Output every line below without omitting or altering anything.

### Input data
┄┄┄┄┄┄
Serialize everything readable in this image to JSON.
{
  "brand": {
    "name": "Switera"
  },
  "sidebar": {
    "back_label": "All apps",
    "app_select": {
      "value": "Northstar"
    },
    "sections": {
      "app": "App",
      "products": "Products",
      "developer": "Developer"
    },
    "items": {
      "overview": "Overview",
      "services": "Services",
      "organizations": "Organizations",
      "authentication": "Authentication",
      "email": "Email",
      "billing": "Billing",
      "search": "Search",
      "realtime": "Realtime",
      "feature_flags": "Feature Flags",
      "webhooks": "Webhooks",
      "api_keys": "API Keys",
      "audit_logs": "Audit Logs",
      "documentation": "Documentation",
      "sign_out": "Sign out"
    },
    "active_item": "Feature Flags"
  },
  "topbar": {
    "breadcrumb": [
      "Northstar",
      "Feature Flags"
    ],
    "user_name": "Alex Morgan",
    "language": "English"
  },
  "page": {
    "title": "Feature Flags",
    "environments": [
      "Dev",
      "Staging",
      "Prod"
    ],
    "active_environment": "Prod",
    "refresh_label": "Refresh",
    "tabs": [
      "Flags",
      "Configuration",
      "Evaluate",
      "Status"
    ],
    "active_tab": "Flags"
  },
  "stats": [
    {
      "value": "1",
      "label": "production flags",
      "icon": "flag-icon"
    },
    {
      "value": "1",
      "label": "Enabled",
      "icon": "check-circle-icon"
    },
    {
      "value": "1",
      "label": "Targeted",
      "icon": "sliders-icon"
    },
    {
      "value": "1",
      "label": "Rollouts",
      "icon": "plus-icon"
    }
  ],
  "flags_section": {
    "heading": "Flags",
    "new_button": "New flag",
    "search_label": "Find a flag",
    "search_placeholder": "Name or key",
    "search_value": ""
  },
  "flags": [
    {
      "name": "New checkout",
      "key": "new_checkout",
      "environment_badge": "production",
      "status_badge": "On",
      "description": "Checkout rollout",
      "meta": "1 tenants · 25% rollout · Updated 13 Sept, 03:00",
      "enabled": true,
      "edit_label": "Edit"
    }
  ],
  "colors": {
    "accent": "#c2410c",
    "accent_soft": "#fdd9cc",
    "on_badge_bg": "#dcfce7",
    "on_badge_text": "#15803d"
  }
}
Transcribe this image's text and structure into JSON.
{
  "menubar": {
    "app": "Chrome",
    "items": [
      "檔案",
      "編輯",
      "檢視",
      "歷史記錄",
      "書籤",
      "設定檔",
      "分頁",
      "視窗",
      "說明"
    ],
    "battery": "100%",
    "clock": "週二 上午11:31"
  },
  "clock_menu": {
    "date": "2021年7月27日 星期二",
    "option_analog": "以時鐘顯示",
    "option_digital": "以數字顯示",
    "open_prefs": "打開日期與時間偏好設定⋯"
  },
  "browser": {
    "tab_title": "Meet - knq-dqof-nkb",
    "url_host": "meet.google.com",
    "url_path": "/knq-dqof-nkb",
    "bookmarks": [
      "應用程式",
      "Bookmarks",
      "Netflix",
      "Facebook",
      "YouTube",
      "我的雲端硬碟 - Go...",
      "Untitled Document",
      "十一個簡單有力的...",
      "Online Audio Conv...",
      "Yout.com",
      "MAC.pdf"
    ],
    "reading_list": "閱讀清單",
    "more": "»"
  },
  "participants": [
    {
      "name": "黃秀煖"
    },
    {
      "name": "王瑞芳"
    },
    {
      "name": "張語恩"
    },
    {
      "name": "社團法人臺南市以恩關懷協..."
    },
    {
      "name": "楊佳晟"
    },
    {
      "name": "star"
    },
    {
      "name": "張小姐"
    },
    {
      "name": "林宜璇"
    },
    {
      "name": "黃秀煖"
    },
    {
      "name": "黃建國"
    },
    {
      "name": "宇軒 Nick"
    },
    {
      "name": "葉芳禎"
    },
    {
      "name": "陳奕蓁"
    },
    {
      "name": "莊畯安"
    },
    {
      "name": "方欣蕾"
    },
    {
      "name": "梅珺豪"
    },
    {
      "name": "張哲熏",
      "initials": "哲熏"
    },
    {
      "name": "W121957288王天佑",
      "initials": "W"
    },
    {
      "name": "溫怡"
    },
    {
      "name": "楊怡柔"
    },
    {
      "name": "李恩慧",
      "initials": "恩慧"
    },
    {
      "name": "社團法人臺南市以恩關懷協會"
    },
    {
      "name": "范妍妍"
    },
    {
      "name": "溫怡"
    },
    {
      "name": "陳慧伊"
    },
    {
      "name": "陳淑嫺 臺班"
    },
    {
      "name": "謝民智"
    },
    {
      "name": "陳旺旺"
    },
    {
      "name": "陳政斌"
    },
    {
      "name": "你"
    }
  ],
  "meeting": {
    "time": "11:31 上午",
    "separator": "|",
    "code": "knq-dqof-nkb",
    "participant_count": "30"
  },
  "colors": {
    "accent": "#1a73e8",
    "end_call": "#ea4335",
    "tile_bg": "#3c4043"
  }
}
┄┄┄┄┄┄
### Solution to this problem
Serialize everything readable in this image to JSON.
{
  "brand": {
    "name": "Switera"
  },
  "sidebar": {
    "back_label": "All apps",
    "app_select": {
      "value": "Northstar"
    },
    "sections": {
      "app": "App",
      "products": "Products",
      "developer": "Developer"
    },
    "items": {
      "overview": "Overview",
      "services": "Services",
      "organizations": "Organizations",
      "authentication": "Authentication",
      "email": "Email",
      "billing": "Billing",
      "search": "Search",
      "realtime": "Realtime",
      "feature_flags": "Feature Flags",
      "webhooks": "Webhooks",
      "api_keys": "API Keys",
      "audit_logs": "Audit Logs",
      "documentation": "Documentation",
      "sign_out": "Sign out"
    },
    "active_item": "Feature Flags"
  },
  "topbar": {
    "breadcrumb": [
      "Northstar",
      "Feature Flags"
    ],
    "user_name": "Alex Morgan",
    "language": "English"
  },
  "page": {
    "title": "Feature Flags",
    "environments": [
      "Dev",
      "Staging",
      "Prod"
    ],
    "active_environment": "Prod",
    "refresh_label": "Refresh",
    "tabs": [
      "Flags",
      "Configuration",
      "Evaluate",
      "Status"
    ],
    "active_tab": "Flags"
  },
  "stats": [
    {
      "value": "1",
      "label": "production flags",
      "icon": "flag-icon"
    },
    {
      "value": "1",
      "label": "Enabled",
      "icon": "check-circle-icon"
    },
    {
      "value": "1",
      "label": "Targeted",
      "icon": "sliders-icon"
    },
    {
      "value": "1",
      "label": "Rollouts",
      "icon": "plus-icon"
    }
  ],
  "flags_section": {
    "heading": "Flags",
    "new_button": "New flag",
    "search_label": "Find a flag",
    "search_placeholder": "Name or key",
    "search_value": ""
  },
  "flags": [
    {
      "name": "New checkout",
      "key": "new_checkout",
      "environment_badge": "production",
      "status_badge": "On",
      "description": "Checkout rollout",
      "meta": "1 tenants · 25% rollout · Updated 13 Sept, 03:00",
      "enabled": true,
      "edit_label": "Edit"
    }
  ],
  "colors": {
    "accent": "#c2410c",
    "accent_soft": "#fdd9cc",
    "on_badge_bg": "#dcfce7",
    "on_badge_text": "#15803d"
  }
}
Transcribe this image's text and structure into JSON.
{
  "menubar": {
    "app": "Chrome",
    "items": [
      "檔案",
      "編輯",
      "檢視",
      "歷史記錄",
      "書籤",
      "設定檔",
      "分頁",
      "視窗",
      "說明"
    ],
    "battery": "100%",
    "clock": "週二 上午11:31"
  },
  "clock_menu": {
    "date": "2021年7月27日 星期二",
    "option_analog": "以時鐘顯示",
    "option_digital": "以數字顯示",
    "open_prefs": "打開日期與時間偏好設定⋯"
  },
  "browser": {
    "tab_title": "Meet - knq-dqof-nkb",
    "url_host": "meet.google.com",
    "url_path": "/knq-dqof-nkb",
    "bookmarks": [
      "應用程式",
      "Bookmarks",
      "Netflix",
      "Facebook",
      "YouTube",
      "我的雲端硬碟 - Go...",
      "Untitled Document",
      "十一個簡單有力的...",
      "Online Audio Conv...",
      "Yout.com",
      "MAC.pdf"
    ],
    "reading_list": "閱讀清單",
    "more": "»"
  },
  "participants": [
    {
      "name": "黃秀煖"
    },
    {
      "name": "王瑞芳"
    },
    {
      "name": "張語恩"
    },
    {
      "name": "社團法人臺南市以恩關懷協..."
    },
    {
      "name": "楊佳晟"
    },
    {
      "name": "star"
    },
    {
      "name": "張小姐"
    },
    {
      "name": "林宜璇"
    },
    {
      "name": "黃秀煖"
    },
    {
      "name": "黃建國"
    },
    {
      "name": "宇軒 Nick"
    },
    {
      "name": "葉芳禎"
    },
    {
      "name": "陳奕蓁"
    },
    {
      "name": "莊畯安"
    },
    {
      "name": "方欣蕾"
    },
    {
      "name": "梅珺豪"
    },
    {
      "name": "張哲熏",
      "initials": "哲熏"
    },
    {
      "name": "W121957288王天佑",
      "initials": "W"
    },
    {
      "name": "溫怡"
    },
    {
      "name": "楊怡柔"
    },
    {
      "name": "李恩慧",
      "initials": "恩慧"
    },
    {
      "name": "社團法人臺南市以恩關懷協會"
    },
    {
      "name": "范妍妍"
    },
    {
      "name": "溫怡"
    },
    {
      "name": "陳慧伊"
    },
    {
      "name": "陳淑嫺 臺班"
    },
    {
      "name": "謝民智"
    },
    {
      "name": "陳旺旺"
    },
    {
      "name": "陳政斌"
    },
    {
      "name": "你"
    }
  ],
  "meeting": {
    "time": "11:31 上午",
    "separator": "|",
    "code": "knq-dqof-nkb",
    "participant_count": "30"
  },
  "colors": {
    "accent": "#1a73e8",
    "end_call": "#ea4335",
    "tile_bg": "#3c4043"
  }
}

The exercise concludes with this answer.